Dataset rows.
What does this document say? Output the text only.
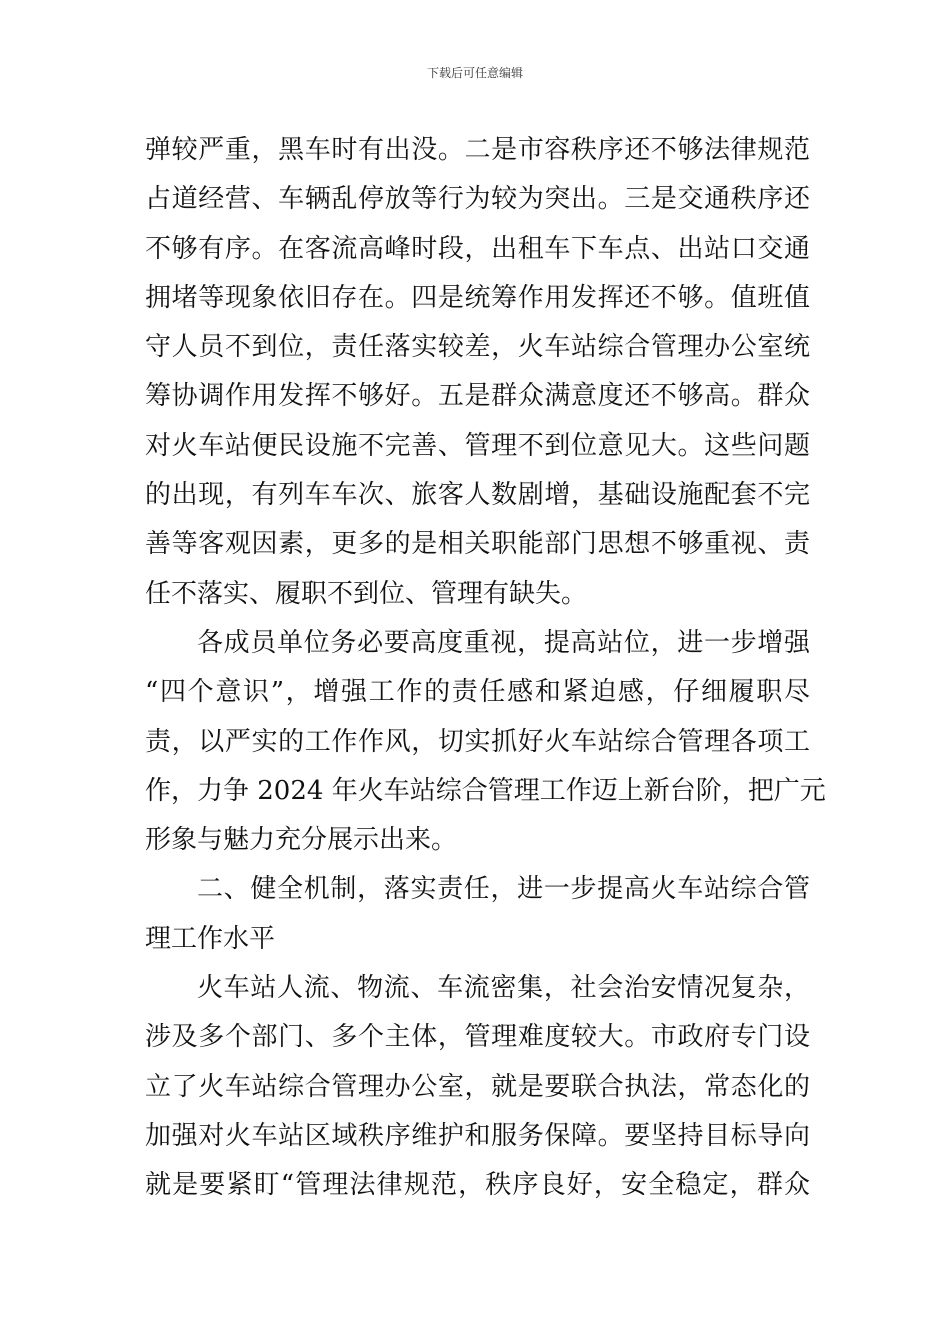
下载后可任意编辑

弹较严重，黑车时有出没。二是市容秩序还不够法律规范
占道经营、车辆乱停放等行为较为突出。三是交通秩序还
不够有序。在客流高峰时段，出租车下车点、出站口交通
拥堵等现象依旧存在。四是统筹作用发挥还不够。值班值
守人员不到位，责任落实较差，火车站综合管理办公室统
筹协调作用发挥不够好。五是群众满意度还不够高。群众
对火车站便民设施不完善、管理不到位意见大。这些问题
的出现，有列车车次、旅客人数剧增，基础设施配套不完
善等客观因素，更多的是相关职能部门思想不够重视、责
任不落实、履职不到位、管理有缺失。

各成员单位务必要高度重视，提高站位，进一步增强
“四个意识”，增强工作的责任感和紧迫感，仔细履职尽
责，以严实的工作作风，切实抓好火车站综合管理各项工
作，力争 2024 年火车站综合管理工作迈上新台阶，把广元
形象与魅力充分展示出来。

二、健全机制，落实责任，进一步提高火车站综合管
理工作水平

火车站人流、物流、车流密集，社会治安情况复杂，
涉及多个部门、多个主体，管理难度较大。市政府专门设
立了火车站综合管理办公室，就是要联合执法，常态化的
加强对火车站区域秩序维护和服务保障。要坚持目标导向
就是要紧盯“管理法律规范，秩序良好，安全稳定，群众
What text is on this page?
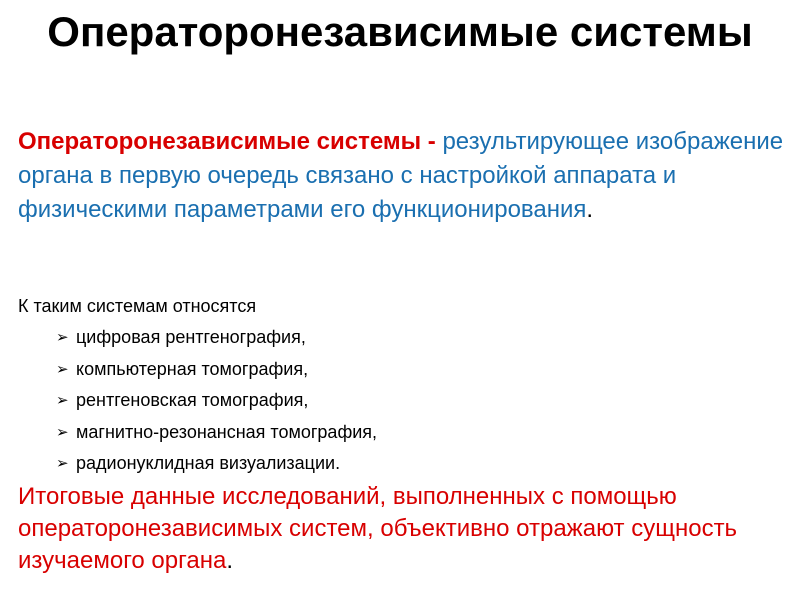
Операторонезависимые системы
Операторонезависимые системы - результирующее изображение органа в первую очередь связано с настройкой аппарата и физическими параметрами его функционирования.
К таким системам относятся
➢ цифровая рентгенография,
➢ компьютерная томография,
➢ рентгеновская томография,
➢ магнитно-резонансная томография,
➢ радионуклидная визуализации.
Итоговые данные исследований, выполненных с помощью операторонезависимых систем, объективно отражают сущность изучаемого органа.
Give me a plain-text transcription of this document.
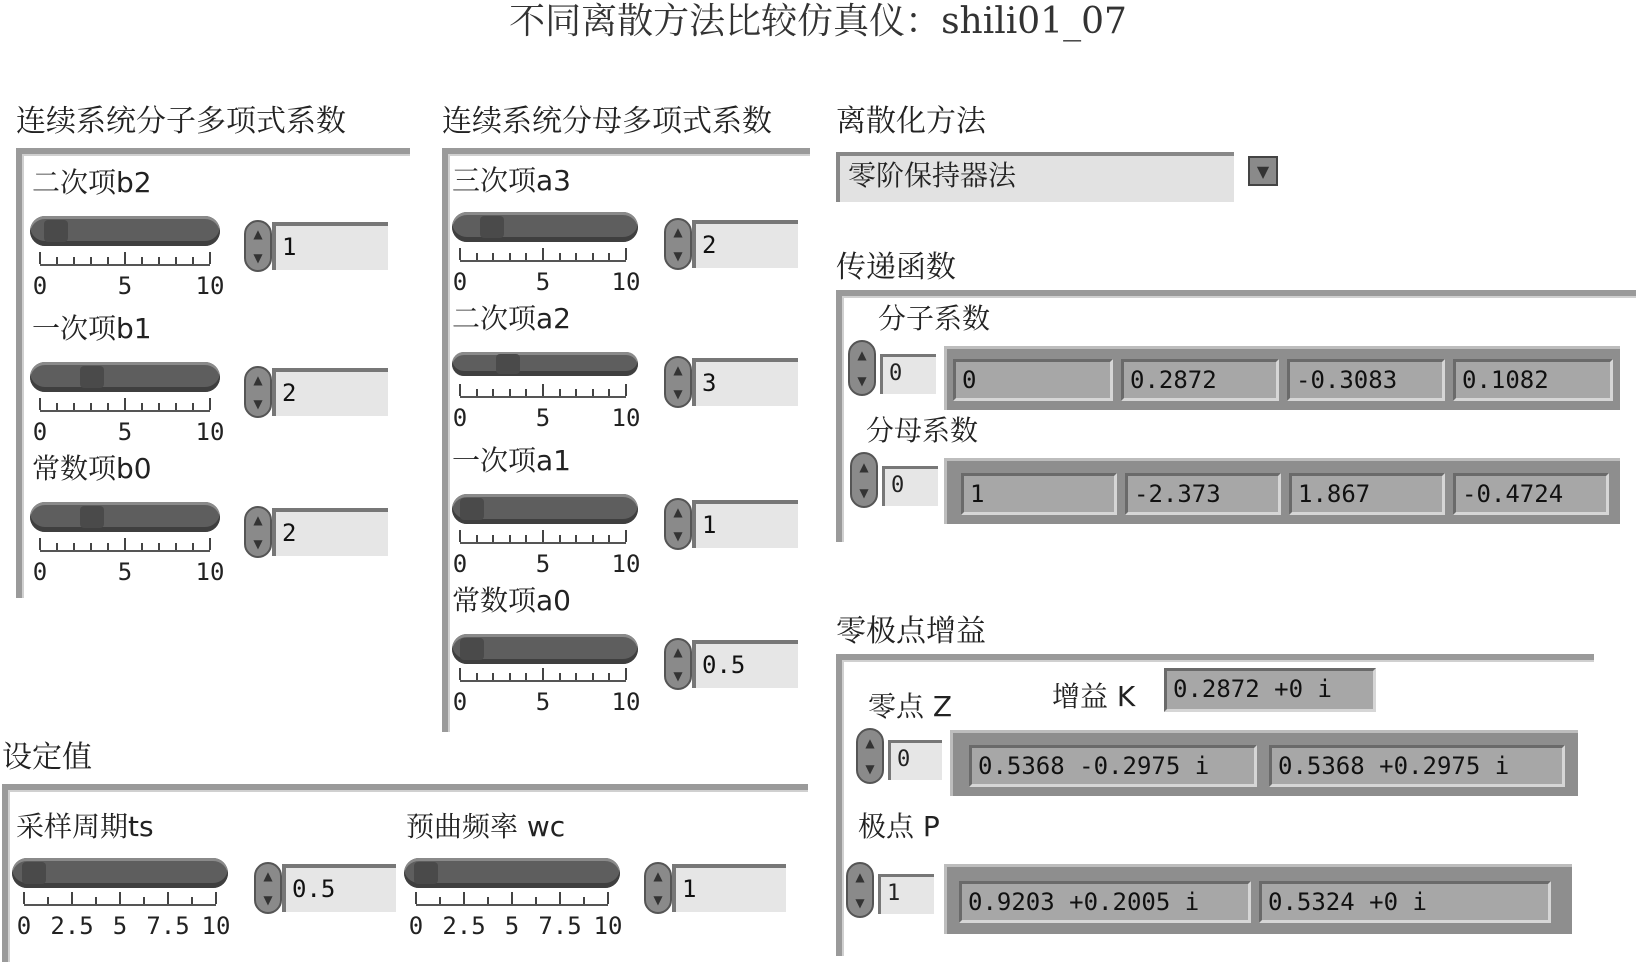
不同离散方法比较仿真仪：shili01_07
连续系统分子多项式系数
二次项b2
0	5	10
▲
▼ 1
一次项b1
0	5	10
▲
▼ 2
常数项b0
0	5	10
▲
▼ 2
连续系统分母多项式系数
三次项a3
0	5	10
▲
▼ 2
二次项a2
0	5	10
▲
▼ 3
一次项a1
0	5	10
▲
▼ 1
常数项a0
0	5	10
▲
▼ 0.5
设定值
采样周期ts
0 2.5 5 7.5 10
▲
▼ 0.5
预曲频率 wc
0 2.5 5 7.5 10
▲
▼ 1
离散化方法
零阶保持器法	▼
传递函数
分子系数
▲
▼	0	0	0.2872	-0.3083	0.1082
分母系数
▲
▼	0	1	-2.373	1.867	-0.4724
零极点增益
增益 K	0.2872 +0 i
零点 Z
▲
▼	0	0.5368 -0.2975 i	0.5368 +0.2975 i
极点 P
▲
▼	1	0.9203 +0.2005 i	0.5324 +0 i
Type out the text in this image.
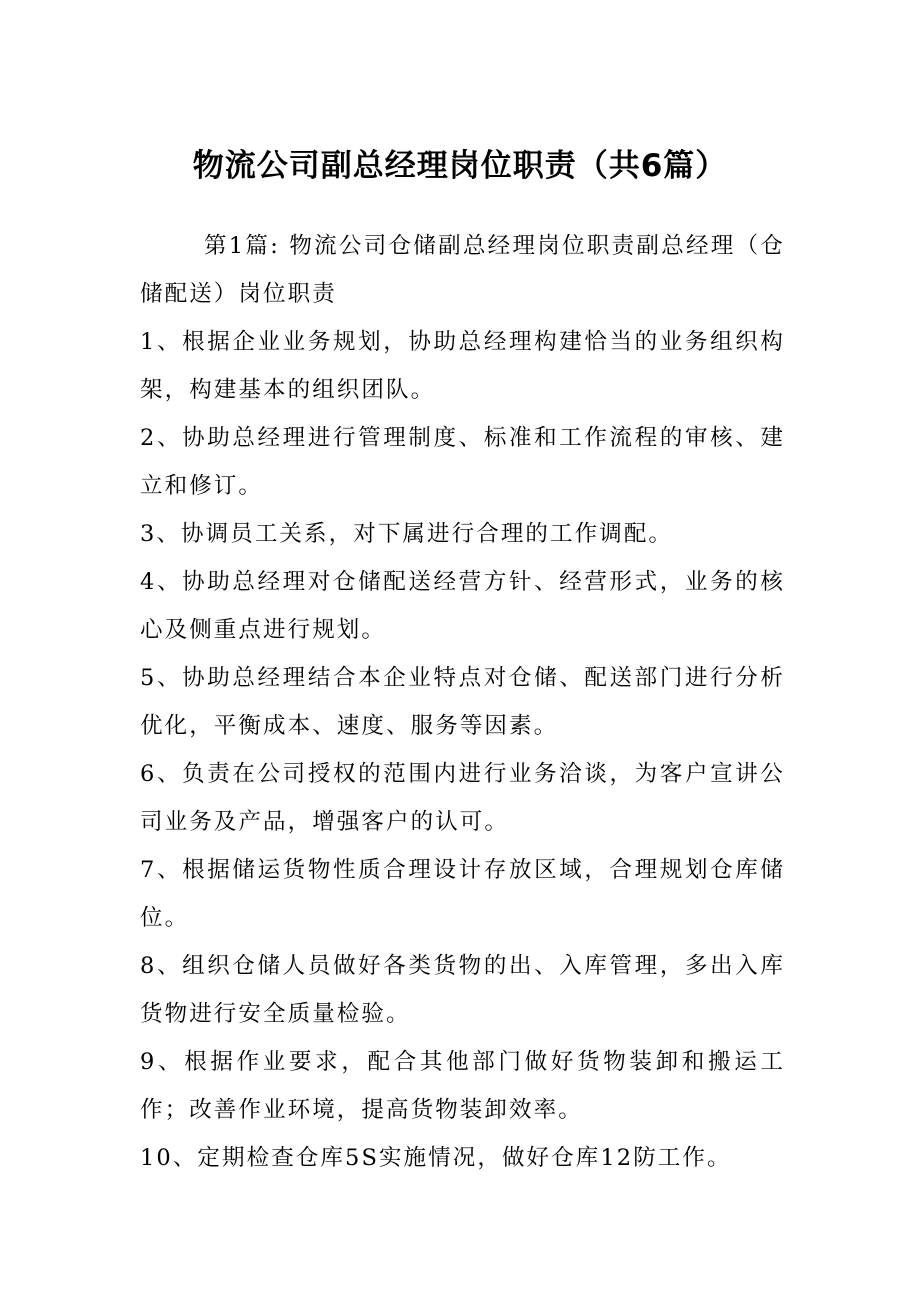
物流公司副总经理岗位职责（共6篇）

第1篇: 物流公司仓储副总经理岗位职责副总经理（仓储配送）岗位职责

1、根据企业业务规划，协助总经理构建恰当的业务组织构架，构建基本的组织团队。

2、协助总经理进行管理制度、标准和工作流程的审核、建立和修订。

3、协调员工关系，对下属进行合理的工作调配。

4、协助总经理对仓储配送经营方针、经营形式，业务的核心及侧重点进行规划。

5、协助总经理结合本企业特点对仓储、配送部门进行分析优化，平衡成本、速度、服务等因素。

6、负责在公司授权的范围内进行业务洽谈，为客户宣讲公司业务及产品，增强客户的认可。

7、根据储运货物性质合理设计存放区域，合理规划仓库储位。

8、组织仓储人员做好各类货物的出、入库管理，多出入库货物进行安全质量检验。

9、根据作业要求，配合其他部门做好货物装卸和搬运工作；改善作业环境，提高货物装卸效率。

10、定期检查仓库5S实施情况，做好仓库12防工作。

Given instruction. Reproduce the data word for word, excluding its pictures.

Exercise result.
What does this document say? Output the text only.
下载后可任意编辑

弹较严重，黑车时有出没。二是市容秩序还不够法律规范
占道经营、车辆乱停放等行为较为突出。三是交通秩序还
不够有序。在客流高峰时段，出租车下车点、出站口交通
拥堵等现象依旧存在。四是统筹作用发挥还不够。值班值
守人员不到位，责任落实较差，火车站综合管理办公室统
筹协调作用发挥不够好。五是群众满意度还不够高。群众
对火车站便民设施不完善、管理不到位意见大。这些问题
的出现，有列车车次、旅客人数剧增，基础设施配套不完
善等客观因素，更多的是相关职能部门思想不够重视、责
任不落实、履职不到位、管理有缺失。

各成员单位务必要高度重视，提高站位，进一步增强
“四个意识”，增强工作的责任感和紧迫感，仔细履职尽
责，以严实的工作作风，切实抓好火车站综合管理各项工
作，力争 2024 年火车站综合管理工作迈上新台阶，把广元
形象与魅力充分展示出来。

二、健全机制，落实责任，进一步提高火车站综合管
理工作水平

火车站人流、物流、车流密集，社会治安情况复杂，
涉及多个部门、多个主体，管理难度较大。市政府专门设
立了火车站综合管理办公室，就是要联合执法，常态化的
加强对火车站区域秩序维护和服务保障。要坚持目标导向
就是要紧盯“管理法律规范，秩序良好，安全稳定，群众
What text is on this page?
Операторонезависимые системы
Операторонезависимые системы - результирующее изображение органа в первую очередь связано с настройкой аппарата и физическими параметрами его функционирования.
К таким системам относятся
➢ цифровая рентгенография,
➢ компьютерная томография,
➢ рентгеновская томография,
➢ магнитно-резонансная томография,
➢ радионуклидная визуализации.
Итоговые данные исследований, выполненных с помощью операторонезависимых систем, объективно отражают сущность изучаемого органа.
Give me a plain-text transcription of this document.
不同离散方法比较仿真仪：shili01_07
连续系统分子多项式系数
二次项b2
0	5	10
▲
▼ 1
一次项b1
0	5	10
▲
▼ 2
常数项b0
0	5	10
▲
▼ 2
连续系统分母多项式系数
三次项a3
0	5	10
▲
▼ 2
二次项a2
0	5	10
▲
▼ 3
一次项a1
0	5	10
▲
▼ 1
常数项a0
0	5	10
▲
▼ 0.5
设定值
采样周期ts
0 2.5 5 7.5 10
▲
▼ 0.5
预曲频率 wc
0 2.5 5 7.5 10
▲
▼ 1
离散化方法
零阶保持器法	▼
传递函数
分子系数
▲
▼	0	0	0.2872	-0.3083	0.1082
分母系数
▲
▼	0	1	-2.373	1.867	-0.4724
零极点增益
增益 K	0.2872 +0 i
零点 Z
▲
▼	0	0.5368 -0.2975 i	0.5368 +0.2975 i
极点 P
▲
▼	1	0.9203 +0.2005 i	0.5324 +0 i
Type out the text in this image.
物流公司副总经理岗位职责（共6篇）

第1篇: 物流公司仓储副总经理岗位职责副总经理（仓储配送）岗位职责

1、根据企业业务规划，协助总经理构建恰当的业务组织构架，构建基本的组织团队。

2、协助总经理进行管理制度、标准和工作流程的审核、建立和修订。

3、协调员工关系，对下属进行合理的工作调配。

4、协助总经理对仓储配送经营方针、经营形式，业务的核心及侧重点进行规划。

5、协助总经理结合本企业特点对仓储、配送部门进行分析优化，平衡成本、速度、服务等因素。

6、负责在公司授权的范围内进行业务洽谈，为客户宣讲公司业务及产品，增强客户的认可。

7、根据储运货物性质合理设计存放区域，合理规划仓库储位。

8、组织仓储人员做好各类货物的出、入库管理，多出入库货物进行安全质量检验。

9、根据作业要求，配合其他部门做好货物装卸和搬运工作；改善作业环境，提高货物装卸效率。

10、定期检查仓库5S实施情况，做好仓库12防工作。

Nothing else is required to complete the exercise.